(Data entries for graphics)
++++++++

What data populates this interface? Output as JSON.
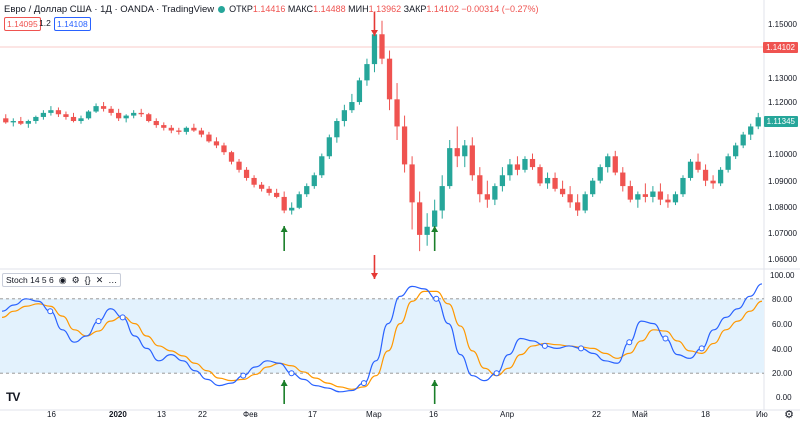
{
  "header": {
    "symbol_title": "Евро / Доллар США · 1Д · OANDA · TradingView",
    "ohlc": [
      {
        "label": "ОТКР",
        "value": "1.14416"
      },
      {
        "label": "МАКС",
        "value": "1.14488"
      },
      {
        "label": "МИН",
        "value": "1.13962"
      },
      {
        "label": "ЗАКР",
        "value": "1.14102"
      }
    ],
    "change": "−0.00314 (−0.27%)"
  },
  "trade": {
    "sell_price": "1.14095",
    "quantity": "1.2",
    "buy_price": "1.14108"
  },
  "price_axis": {
    "ticks": [
      "1.15000",
      "1.13000",
      "1.12000",
      "1.11000",
      "1.10000",
      "1.09000",
      "1.08000",
      "1.07000",
      "1.06000"
    ]
  },
  "price_labels": {
    "last_red": "1.14102",
    "current_green": "1.11345"
  },
  "indicator": {
    "label": "Stoch 14 5 6"
  },
  "stoch_axis": {
    "ticks": [
      "100.00",
      "80.00",
      "60.00",
      "40.00",
      "20.00",
      "0.00"
    ]
  },
  "time_axis": {
    "labels": [
      "16",
      "2020",
      "13",
      "22",
      "Фев",
      "17",
      "Мар",
      "16",
      "Апр",
      "22",
      "Май",
      "18",
      "Ию"
    ]
  },
  "colors": {
    "up": "#26a69a",
    "down": "#ef5350",
    "k_line": "#2962ff",
    "d_line": "#ff9800",
    "band": "#e3f2fd",
    "arrow_red": "#e53935",
    "arrow_green": "#1b7f2a"
  },
  "chart_data": [
    {
      "type": "candlestick",
      "title": "Евро / Доллар США · 1Д · OANDA",
      "ylim": [
        1.06,
        1.15
      ],
      "candles": [
        {
          "o": 1.113,
          "h": 1.1145,
          "l": 1.111,
          "c": 1.1115
        },
        {
          "o": 1.1115,
          "h": 1.113,
          "l": 1.11,
          "c": 1.112
        },
        {
          "o": 1.112,
          "h": 1.1135,
          "l": 1.1105,
          "c": 1.111
        },
        {
          "o": 1.111,
          "h": 1.1125,
          "l": 1.1095,
          "c": 1.112
        },
        {
          "o": 1.112,
          "h": 1.114,
          "l": 1.111,
          "c": 1.1135
        },
        {
          "o": 1.1135,
          "h": 1.116,
          "l": 1.1125,
          "c": 1.115
        },
        {
          "o": 1.115,
          "h": 1.1175,
          "l": 1.114,
          "c": 1.116
        },
        {
          "o": 1.116,
          "h": 1.117,
          "l": 1.1135,
          "c": 1.1145
        },
        {
          "o": 1.1145,
          "h": 1.1155,
          "l": 1.1125,
          "c": 1.1135
        },
        {
          "o": 1.1135,
          "h": 1.115,
          "l": 1.1115,
          "c": 1.112
        },
        {
          "o": 1.112,
          "h": 1.114,
          "l": 1.111,
          "c": 1.113
        },
        {
          "o": 1.113,
          "h": 1.116,
          "l": 1.1125,
          "c": 1.1155
        },
        {
          "o": 1.1155,
          "h": 1.1185,
          "l": 1.115,
          "c": 1.1175
        },
        {
          "o": 1.1175,
          "h": 1.119,
          "l": 1.1155,
          "c": 1.1165
        },
        {
          "o": 1.1165,
          "h": 1.1175,
          "l": 1.114,
          "c": 1.115
        },
        {
          "o": 1.115,
          "h": 1.1165,
          "l": 1.112,
          "c": 1.113
        },
        {
          "o": 1.113,
          "h": 1.1145,
          "l": 1.1115,
          "c": 1.114
        },
        {
          "o": 1.114,
          "h": 1.116,
          "l": 1.113,
          "c": 1.115
        },
        {
          "o": 1.115,
          "h": 1.1165,
          "l": 1.1135,
          "c": 1.1145
        },
        {
          "o": 1.1145,
          "h": 1.115,
          "l": 1.1115,
          "c": 1.112
        },
        {
          "o": 1.112,
          "h": 1.113,
          "l": 1.1095,
          "c": 1.1105
        },
        {
          "o": 1.1105,
          "h": 1.1115,
          "l": 1.1085,
          "c": 1.1095
        },
        {
          "o": 1.1095,
          "h": 1.1105,
          "l": 1.1075,
          "c": 1.1085
        },
        {
          "o": 1.1085,
          "h": 1.1095,
          "l": 1.107,
          "c": 1.108
        },
        {
          "o": 1.108,
          "h": 1.11,
          "l": 1.107,
          "c": 1.1095
        },
        {
          "o": 1.1095,
          "h": 1.111,
          "l": 1.108,
          "c": 1.1085
        },
        {
          "o": 1.1085,
          "h": 1.1095,
          "l": 1.106,
          "c": 1.107
        },
        {
          "o": 1.107,
          "h": 1.108,
          "l": 1.104,
          "c": 1.1045
        },
        {
          "o": 1.1045,
          "h": 1.106,
          "l": 1.102,
          "c": 1.103
        },
        {
          "o": 1.103,
          "h": 1.104,
          "l": 1.0995,
          "c": 1.1005
        },
        {
          "o": 1.1005,
          "h": 1.101,
          "l": 1.096,
          "c": 1.097
        },
        {
          "o": 1.097,
          "h": 1.098,
          "l": 1.093,
          "c": 1.094
        },
        {
          "o": 1.094,
          "h": 1.095,
          "l": 1.09,
          "c": 1.091
        },
        {
          "o": 1.091,
          "h": 1.092,
          "l": 1.0875,
          "c": 1.0885
        },
        {
          "o": 1.0885,
          "h": 1.0895,
          "l": 1.086,
          "c": 1.087
        },
        {
          "o": 1.087,
          "h": 1.088,
          "l": 1.0845,
          "c": 1.0855
        },
        {
          "o": 1.0855,
          "h": 1.087,
          "l": 1.0835,
          "c": 1.084
        },
        {
          "o": 1.084,
          "h": 1.086,
          "l": 1.078,
          "c": 1.079
        },
        {
          "o": 1.079,
          "h": 1.082,
          "l": 1.0775,
          "c": 1.08
        },
        {
          "o": 1.08,
          "h": 1.086,
          "l": 1.0795,
          "c": 1.085
        },
        {
          "o": 1.085,
          "h": 1.089,
          "l": 1.084,
          "c": 1.088
        },
        {
          "o": 1.088,
          "h": 1.093,
          "l": 1.087,
          "c": 1.092
        },
        {
          "o": 1.092,
          "h": 1.1,
          "l": 1.091,
          "c": 1.099
        },
        {
          "o": 1.099,
          "h": 1.107,
          "l": 1.098,
          "c": 1.106
        },
        {
          "o": 1.106,
          "h": 1.113,
          "l": 1.104,
          "c": 1.112
        },
        {
          "o": 1.112,
          "h": 1.118,
          "l": 1.11,
          "c": 1.116
        },
        {
          "o": 1.116,
          "h": 1.122,
          "l": 1.115,
          "c": 1.119
        },
        {
          "o": 1.119,
          "h": 1.128,
          "l": 1.118,
          "c": 1.127
        },
        {
          "o": 1.127,
          "h": 1.135,
          "l": 1.125,
          "c": 1.133
        },
        {
          "o": 1.133,
          "h": 1.145,
          "l": 1.13,
          "c": 1.144
        },
        {
          "o": 1.144,
          "h": 1.149,
          "l": 1.133,
          "c": 1.135
        },
        {
          "o": 1.135,
          "h": 1.138,
          "l": 1.116,
          "c": 1.12
        },
        {
          "o": 1.12,
          "h": 1.126,
          "l": 1.105,
          "c": 1.11
        },
        {
          "o": 1.11,
          "h": 1.114,
          "l": 1.093,
          "c": 1.096
        },
        {
          "o": 1.096,
          "h": 1.099,
          "l": 1.072,
          "c": 1.082
        },
        {
          "o": 1.082,
          "h": 1.086,
          "l": 1.064,
          "c": 1.07
        },
        {
          "o": 1.07,
          "h": 1.078,
          "l": 1.066,
          "c": 1.073
        },
        {
          "o": 1.073,
          "h": 1.083,
          "l": 1.07,
          "c": 1.079
        },
        {
          "o": 1.079,
          "h": 1.092,
          "l": 1.076,
          "c": 1.088
        },
        {
          "o": 1.088,
          "h": 1.105,
          "l": 1.087,
          "c": 1.102
        },
        {
          "o": 1.102,
          "h": 1.11,
          "l": 1.095,
          "c": 1.099
        },
        {
          "o": 1.099,
          "h": 1.105,
          "l": 1.095,
          "c": 1.103
        },
        {
          "o": 1.103,
          "h": 1.106,
          "l": 1.09,
          "c": 1.092
        },
        {
          "o": 1.092,
          "h": 1.095,
          "l": 1.082,
          "c": 1.085
        },
        {
          "o": 1.085,
          "h": 1.09,
          "l": 1.08,
          "c": 1.083
        },
        {
          "o": 1.083,
          "h": 1.089,
          "l": 1.081,
          "c": 1.088
        },
        {
          "o": 1.088,
          "h": 1.095,
          "l": 1.086,
          "c": 1.092
        },
        {
          "o": 1.092,
          "h": 1.098,
          "l": 1.09,
          "c": 1.096
        },
        {
          "o": 1.096,
          "h": 1.099,
          "l": 1.092,
          "c": 1.094
        },
        {
          "o": 1.094,
          "h": 1.099,
          "l": 1.093,
          "c": 1.098
        },
        {
          "o": 1.098,
          "h": 1.1,
          "l": 1.094,
          "c": 1.095
        },
        {
          "o": 1.095,
          "h": 1.096,
          "l": 1.088,
          "c": 1.089
        },
        {
          "o": 1.089,
          "h": 1.093,
          "l": 1.087,
          "c": 1.091
        },
        {
          "o": 1.091,
          "h": 1.093,
          "l": 1.086,
          "c": 1.087
        },
        {
          "o": 1.087,
          "h": 1.09,
          "l": 1.084,
          "c": 1.085
        },
        {
          "o": 1.085,
          "h": 1.088,
          "l": 1.08,
          "c": 1.082
        },
        {
          "o": 1.082,
          "h": 1.085,
          "l": 1.077,
          "c": 1.079
        },
        {
          "o": 1.079,
          "h": 1.086,
          "l": 1.078,
          "c": 1.085
        },
        {
          "o": 1.085,
          "h": 1.091,
          "l": 1.084,
          "c": 1.09
        },
        {
          "o": 1.09,
          "h": 1.096,
          "l": 1.089,
          "c": 1.095
        },
        {
          "o": 1.095,
          "h": 1.1,
          "l": 1.093,
          "c": 1.099
        },
        {
          "o": 1.099,
          "h": 1.101,
          "l": 1.092,
          "c": 1.093
        },
        {
          "o": 1.093,
          "h": 1.095,
          "l": 1.086,
          "c": 1.088
        },
        {
          "o": 1.088,
          "h": 1.09,
          "l": 1.082,
          "c": 1.083
        },
        {
          "o": 1.083,
          "h": 1.086,
          "l": 1.08,
          "c": 1.085
        },
        {
          "o": 1.085,
          "h": 1.089,
          "l": 1.082,
          "c": 1.084
        },
        {
          "o": 1.084,
          "h": 1.088,
          "l": 1.082,
          "c": 1.086
        },
        {
          "o": 1.086,
          "h": 1.089,
          "l": 1.081,
          "c": 1.083
        },
        {
          "o": 1.083,
          "h": 1.085,
          "l": 1.08,
          "c": 1.082
        },
        {
          "o": 1.082,
          "h": 1.086,
          "l": 1.081,
          "c": 1.085
        },
        {
          "o": 1.085,
          "h": 1.092,
          "l": 1.084,
          "c": 1.091
        },
        {
          "o": 1.091,
          "h": 1.098,
          "l": 1.09,
          "c": 1.097
        },
        {
          "o": 1.097,
          "h": 1.1,
          "l": 1.093,
          "c": 1.094
        },
        {
          "o": 1.094,
          "h": 1.096,
          "l": 1.088,
          "c": 1.09
        },
        {
          "o": 1.09,
          "h": 1.092,
          "l": 1.087,
          "c": 1.089
        },
        {
          "o": 1.089,
          "h": 1.095,
          "l": 1.088,
          "c": 1.094
        },
        {
          "o": 1.094,
          "h": 1.1,
          "l": 1.093,
          "c": 1.099
        },
        {
          "o": 1.099,
          "h": 1.104,
          "l": 1.098,
          "c": 1.103
        },
        {
          "o": 1.103,
          "h": 1.108,
          "l": 1.102,
          "c": 1.107
        },
        {
          "o": 1.107,
          "h": 1.111,
          "l": 1.105,
          "c": 1.11
        },
        {
          "o": 1.11,
          "h": 1.115,
          "l": 1.109,
          "c": 1.1134
        }
      ],
      "arrows": [
        {
          "type": "down",
          "index": 49,
          "color": "red"
        },
        {
          "type": "up",
          "index": 37,
          "color": "green"
        },
        {
          "type": "up",
          "index": 57,
          "color": "green"
        }
      ]
    },
    {
      "type": "line",
      "title": "Stoch 14 5 6",
      "ylim": [
        0,
        100
      ],
      "band": [
        20,
        80
      ],
      "series": [
        {
          "name": "%K",
          "values": [
            70,
            75,
            80,
            78,
            70,
            55,
            45,
            50,
            62,
            72,
            65,
            50,
            40,
            30,
            35,
            30,
            22,
            15,
            10,
            12,
            18,
            25,
            30,
            28,
            20,
            15,
            10,
            8,
            5,
            6,
            12,
            30,
            60,
            82,
            90,
            88,
            80,
            60,
            35,
            18,
            14,
            20,
            35,
            48,
            46,
            42,
            40,
            42,
            40,
            36,
            30,
            28,
            45,
            62,
            60,
            48,
            35,
            32,
            40,
            55,
            65,
            72,
            82,
            92
          ]
        },
        {
          "name": "%D",
          "values": [
            65,
            70,
            74,
            76,
            74,
            66,
            55,
            50,
            54,
            62,
            66,
            60,
            50,
            42,
            38,
            34,
            28,
            22,
            16,
            14,
            15,
            19,
            25,
            28,
            26,
            21,
            16,
            12,
            9,
            7,
            9,
            18,
            38,
            60,
            78,
            86,
            86,
            76,
            58,
            38,
            24,
            18,
            24,
            35,
            42,
            44,
            43,
            42,
            41,
            40,
            36,
            32,
            36,
            46,
            55,
            54,
            46,
            38,
            36,
            44,
            55,
            62,
            70,
            78
          ]
        }
      ]
    }
  ]
}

++++++++

For each line of the entries that includes "Евро", show that line.

    "symbol_title": "Евро / Доллар США · 1Д · OANDA · TradingView",
      "title": "Евро / Доллар США · 1Д · OANDA",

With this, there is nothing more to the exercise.